Stored items from a collection

========================================

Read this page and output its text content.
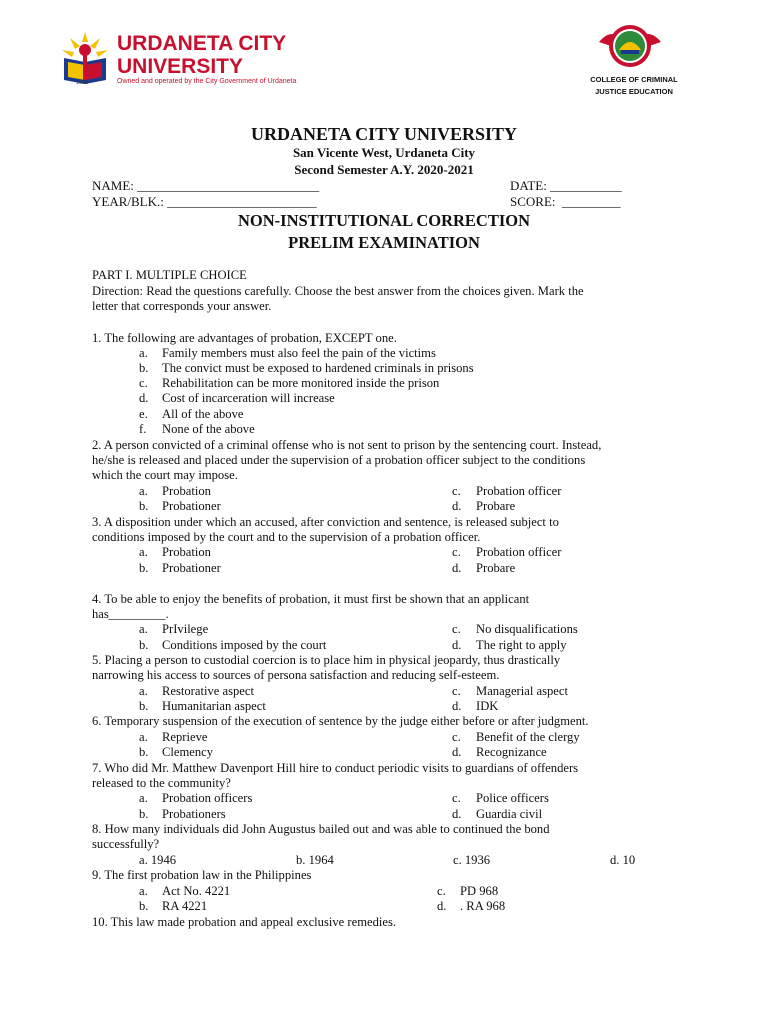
URDANETA CITY
UNIVERSITY
1966	Owned and operated by the City Government of Urdaneta	COLLEGE OF CRIMINAL
JUSTICE EDUCATION
URDANETA CITY UNIVERSITY
San Vicente West, Urdaneta City
Second Semester A.Y. 2020-2021
NAME: ____________________________	DATE: ___________
YEAR/BLK.: _______________________	SCORE:  _________
NON-INSTITUTIONAL CORRECTION
PRELIM EXAMINATION
PART I. MULTIPLE CHOICE
Direction: Read the questions carefully. Choose the best answer from the choices given. Mark the
letter that corresponds your answer.
1. The following are advantages of probation, EXCEPT one.
a. Family members must also feel the pain of the victims
b. The convict must be exposed to hardened criminals in prisons
c. Rehabilitation can be more monitored inside the prison
d. Cost of incarceration will increase
e. All of the above
f. None of the above
2. A person convicted of a criminal offense who is not sent to prison by the sentencing court. Instead,
he/she is released and placed under the supervision of a probation officer subject to the conditions
which the court may impose.
a. Probation	c. Probation officer
b. Probationer	d. Probare
3. A disposition under which an accused, after conviction and sentence, is released subject to
conditions imposed by the court and to the supervision of a probation officer.
a. Probation	c. Probation officer
b. Probationer	d. Probare
4. To be able to enjoy the benefits of probation, it must first be shown that an applicant
has_________.
a. PrIvilege	c. No disqualifications
b. Conditions imposed by the court	d. The right to apply
5. Placing a person to custodial coercion is to place him in physical jeopardy, thus drastically
narrowing his access to sources of persona satisfaction and reducing self-esteem.
a. Restorative aspect	c. Managerial aspect
b. Humanitarian aspect	d. IDK
6. Temporary suspension of the execution of sentence by the judge either before or after judgment.
a. Reprieve	c. Benefit of the clergy
b. Clemency	d. Recognizance
7. Who did Mr. Matthew Davenport Hill hire to conduct periodic visits to guardians of offenders
released to the community?
a. Probation officers	c. Police officers
b. Probationers	d. Guardia civil
8. How many individuals did John Augustus bailed out and was able to continued the bond
successfully?
a. 1946	b. 1964	c. 1936	d. 10
9. The first probation law in the Philippines
a. Act No. 4221	c. PD 968
b. RA 4221	d. . RA 968
10. This law made probation and appeal exclusive remedies.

========================================

Look through the entries above. Extract each line with the word "aspect".

a. Restorative aspect	c. Managerial aspect
b. Humanitarian aspect	d. IDK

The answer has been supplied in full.